** start of DATA EXTRACT **
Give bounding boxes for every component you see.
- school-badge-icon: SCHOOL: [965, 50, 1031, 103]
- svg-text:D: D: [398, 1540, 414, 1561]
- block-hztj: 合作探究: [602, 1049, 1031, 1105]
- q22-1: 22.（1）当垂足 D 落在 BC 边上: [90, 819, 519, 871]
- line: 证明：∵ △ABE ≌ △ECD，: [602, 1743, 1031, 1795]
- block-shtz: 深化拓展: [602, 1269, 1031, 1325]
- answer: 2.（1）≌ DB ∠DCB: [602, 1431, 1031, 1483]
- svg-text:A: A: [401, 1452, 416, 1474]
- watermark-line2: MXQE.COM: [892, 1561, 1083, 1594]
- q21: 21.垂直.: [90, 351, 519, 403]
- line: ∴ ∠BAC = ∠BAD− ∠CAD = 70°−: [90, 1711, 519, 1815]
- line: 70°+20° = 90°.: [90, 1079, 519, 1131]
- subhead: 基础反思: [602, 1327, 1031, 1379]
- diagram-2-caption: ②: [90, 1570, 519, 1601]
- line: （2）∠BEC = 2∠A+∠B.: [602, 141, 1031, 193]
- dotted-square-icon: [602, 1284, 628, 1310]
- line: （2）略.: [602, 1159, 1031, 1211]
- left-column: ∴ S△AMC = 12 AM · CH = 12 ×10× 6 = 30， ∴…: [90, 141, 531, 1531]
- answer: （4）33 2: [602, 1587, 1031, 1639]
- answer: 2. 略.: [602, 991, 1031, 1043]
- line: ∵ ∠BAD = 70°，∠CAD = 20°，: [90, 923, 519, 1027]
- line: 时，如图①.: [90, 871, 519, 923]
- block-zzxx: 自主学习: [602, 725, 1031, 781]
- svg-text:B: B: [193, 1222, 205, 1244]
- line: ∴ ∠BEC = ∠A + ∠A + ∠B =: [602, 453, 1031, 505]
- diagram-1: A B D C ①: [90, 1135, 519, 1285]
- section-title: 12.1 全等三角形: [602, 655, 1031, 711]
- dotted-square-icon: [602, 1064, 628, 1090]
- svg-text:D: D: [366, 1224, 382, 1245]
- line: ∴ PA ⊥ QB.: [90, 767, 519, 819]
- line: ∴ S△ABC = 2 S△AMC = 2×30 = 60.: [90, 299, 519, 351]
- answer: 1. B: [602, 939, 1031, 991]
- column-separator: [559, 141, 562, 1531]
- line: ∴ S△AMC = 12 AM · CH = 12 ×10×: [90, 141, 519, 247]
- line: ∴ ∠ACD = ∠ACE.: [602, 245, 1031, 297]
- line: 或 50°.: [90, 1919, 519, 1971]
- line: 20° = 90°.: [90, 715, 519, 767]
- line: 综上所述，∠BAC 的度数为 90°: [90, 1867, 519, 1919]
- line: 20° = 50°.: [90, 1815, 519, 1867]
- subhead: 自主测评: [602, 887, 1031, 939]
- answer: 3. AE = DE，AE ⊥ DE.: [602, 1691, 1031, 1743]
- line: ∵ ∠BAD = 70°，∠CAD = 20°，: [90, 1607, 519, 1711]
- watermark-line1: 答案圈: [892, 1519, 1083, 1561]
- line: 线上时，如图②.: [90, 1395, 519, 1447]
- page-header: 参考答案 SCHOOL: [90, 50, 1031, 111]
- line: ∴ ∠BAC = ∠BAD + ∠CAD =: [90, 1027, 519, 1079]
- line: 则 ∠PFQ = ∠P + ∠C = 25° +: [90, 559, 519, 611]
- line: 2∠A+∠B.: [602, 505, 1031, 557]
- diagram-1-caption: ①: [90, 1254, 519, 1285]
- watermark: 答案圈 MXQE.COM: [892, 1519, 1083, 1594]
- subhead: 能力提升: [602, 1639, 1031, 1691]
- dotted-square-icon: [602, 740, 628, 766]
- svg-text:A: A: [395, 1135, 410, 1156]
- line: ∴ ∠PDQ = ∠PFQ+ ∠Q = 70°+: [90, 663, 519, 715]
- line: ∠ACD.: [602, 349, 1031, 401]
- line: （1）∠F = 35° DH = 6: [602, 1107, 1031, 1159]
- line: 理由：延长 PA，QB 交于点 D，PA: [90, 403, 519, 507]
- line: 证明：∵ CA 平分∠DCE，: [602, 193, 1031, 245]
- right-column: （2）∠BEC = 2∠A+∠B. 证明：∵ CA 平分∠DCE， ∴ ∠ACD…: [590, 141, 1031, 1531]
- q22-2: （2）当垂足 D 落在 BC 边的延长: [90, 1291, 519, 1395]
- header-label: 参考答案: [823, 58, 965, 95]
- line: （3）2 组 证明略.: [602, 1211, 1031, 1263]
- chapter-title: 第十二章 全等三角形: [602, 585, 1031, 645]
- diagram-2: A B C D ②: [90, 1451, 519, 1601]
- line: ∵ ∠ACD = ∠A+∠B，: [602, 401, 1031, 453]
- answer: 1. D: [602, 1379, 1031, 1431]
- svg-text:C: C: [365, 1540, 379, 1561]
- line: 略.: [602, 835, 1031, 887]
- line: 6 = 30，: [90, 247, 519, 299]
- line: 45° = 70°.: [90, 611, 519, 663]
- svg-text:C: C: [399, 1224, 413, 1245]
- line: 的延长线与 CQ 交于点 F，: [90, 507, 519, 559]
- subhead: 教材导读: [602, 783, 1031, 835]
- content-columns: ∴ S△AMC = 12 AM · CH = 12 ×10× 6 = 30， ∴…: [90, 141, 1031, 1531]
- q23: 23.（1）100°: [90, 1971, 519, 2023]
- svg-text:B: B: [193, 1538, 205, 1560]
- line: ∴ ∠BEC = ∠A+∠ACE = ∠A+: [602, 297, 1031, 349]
** end of DATA EXTRACT **
**WHAT THE EXERCISE ASKS**.
Please print these items again with no changes at all, covering every line.

**FINAL RESULT**.
Give bounding boxes for every component you see.
- school-badge-icon: SCHOOL: [965, 50, 1031, 103]
- svg-text:D: D: [398, 1540, 414, 1561]
- block-hztj: 合作探究: [602, 1049, 1031, 1105]
- q22-1: 22.（1）当垂足 D 落在 BC 边上: [90, 819, 519, 871]
- line: 证明：∵ △ABE ≌ △ECD，: [602, 1743, 1031, 1795]
- block-shtz: 深化拓展: [602, 1269, 1031, 1325]
- answer: 2.（1）≌ DB ∠DCB: [602, 1431, 1031, 1483]
- svg-text:A: A: [401, 1452, 416, 1474]
- watermark-line2: MXQE.COM: [892, 1561, 1083, 1594]
- q21: 21.垂直.: [90, 351, 519, 403]
- line: ∴ ∠BAC = ∠BAD− ∠CAD = 70°−: [90, 1711, 519, 1815]
- line: 70°+20° = 90°.: [90, 1079, 519, 1131]
- subhead: 基础反思: [602, 1327, 1031, 1379]
- diagram-2-caption: ②: [90, 1570, 519, 1601]
- line: （2）∠BEC = 2∠A+∠B.: [602, 141, 1031, 193]
- dotted-square-icon: [602, 1284, 628, 1310]
- line: （2）略.: [602, 1159, 1031, 1211]
- left-column: ∴ S△AMC = 12 AM · CH = 12 ×10× 6 = 30， ∴…: [90, 141, 531, 1531]
- answer: （4）33 2: [602, 1587, 1031, 1639]
- answer: 2. 略.: [602, 991, 1031, 1043]
- line: ∵ ∠BAD = 70°，∠CAD = 20°，: [90, 923, 519, 1027]
- line: 时，如图①.: [90, 871, 519, 923]
- block-zzxx: 自主学习: [602, 725, 1031, 781]
- svg-text:B: B: [193, 1222, 205, 1244]
- line: ∴ ∠BEC = ∠A + ∠A + ∠B =: [602, 453, 1031, 505]
- diagram-1: A B D C ①: [90, 1135, 519, 1285]
- section-title: 12.1 全等三角形: [602, 655, 1031, 711]
- dotted-square-icon: [602, 1064, 628, 1090]
- svg-text:D: D: [366, 1224, 382, 1245]
- line: ∴ PA ⊥ QB.: [90, 767, 519, 819]
- line: ∴ S△ABC = 2 S△AMC = 2×30 = 60.: [90, 299, 519, 351]
- answer: 1. B: [602, 939, 1031, 991]
- column-separator: [559, 141, 562, 1531]
- line: ∴ S△AMC = 12 AM · CH = 12 ×10×: [90, 141, 519, 247]
- line: ∴ ∠ACD = ∠ACE.: [602, 245, 1031, 297]
- line: 或 50°.: [90, 1919, 519, 1971]
- line: 20° = 90°.: [90, 715, 519, 767]
- line: 综上所述，∠BAC 的度数为 90°: [90, 1867, 519, 1919]
- line: 20° = 50°.: [90, 1815, 519, 1867]
- subhead: 自主测评: [602, 887, 1031, 939]
- answer: 3. AE = DE，AE ⊥ DE.: [602, 1691, 1031, 1743]
- line: ∵ ∠BAD = 70°，∠CAD = 20°，: [90, 1607, 519, 1711]
- watermark-line1: 答案圈: [892, 1519, 1083, 1561]
- line: 线上时，如图②.: [90, 1395, 519, 1447]
- page-header: 参考答案 SCHOOL: [90, 50, 1031, 111]
- line: ∴ ∠BAC = ∠BAD + ∠CAD =: [90, 1027, 519, 1079]
- line: 则 ∠PFQ = ∠P + ∠C = 25° +: [90, 559, 519, 611]
- line: 2∠A+∠B.: [602, 505, 1031, 557]
- diagram-1-caption: ①: [90, 1254, 519, 1285]
- watermark: 答案圈 MXQE.COM: [892, 1519, 1083, 1594]
- subhead: 能力提升: [602, 1639, 1031, 1691]
- dotted-square-icon: [602, 740, 628, 766]
- svg-text:A: A: [395, 1135, 410, 1156]
- line: ∴ ∠PDQ = ∠PFQ+ ∠Q = 70°+: [90, 663, 519, 715]
- line: ∠ACD.: [602, 349, 1031, 401]
- line: （1）∠F = 35° DH = 6: [602, 1107, 1031, 1159]
- line: 理由：延长 PA，QB 交于点 D，PA: [90, 403, 519, 507]
- line: 证明：∵ CA 平分∠DCE，: [602, 193, 1031, 245]
- right-column: （2）∠BEC = 2∠A+∠B. 证明：∵ CA 平分∠DCE， ∴ ∠ACD…: [590, 141, 1031, 1531]
- q22-2: （2）当垂足 D 落在 BC 边的延长: [90, 1291, 519, 1395]
- header-label: 参考答案: [823, 58, 965, 95]
- line: （3）2 组 证明略.: [602, 1211, 1031, 1263]
- chapter-title: 第十二章 全等三角形: [602, 585, 1031, 645]
- diagram-2: A B C D ②: [90, 1451, 519, 1601]
- line: ∵ ∠ACD = ∠A+∠B，: [602, 401, 1031, 453]
- answer: 1. D: [602, 1379, 1031, 1431]
- svg-text:C: C: [365, 1540, 379, 1561]
- line: 略.: [602, 835, 1031, 887]
- line: 6 = 30，: [90, 247, 519, 299]
- line: 45° = 70°.: [90, 611, 519, 663]
- svg-text:C: C: [399, 1224, 413, 1245]
- line: 的延长线与 CQ 交于点 F，: [90, 507, 519, 559]
- subhead: 教材导读: [602, 783, 1031, 835]
- content-columns: ∴ S△AMC = 12 AM · CH = 12 ×10× 6 = 30， ∴…: [90, 141, 1031, 1531]
- q23: 23.（1）100°: [90, 1971, 519, 2023]
- svg-text:B: B: [193, 1538, 205, 1560]
- line: ∴ ∠BEC = ∠A+∠ACE = ∠A+: [602, 297, 1031, 349]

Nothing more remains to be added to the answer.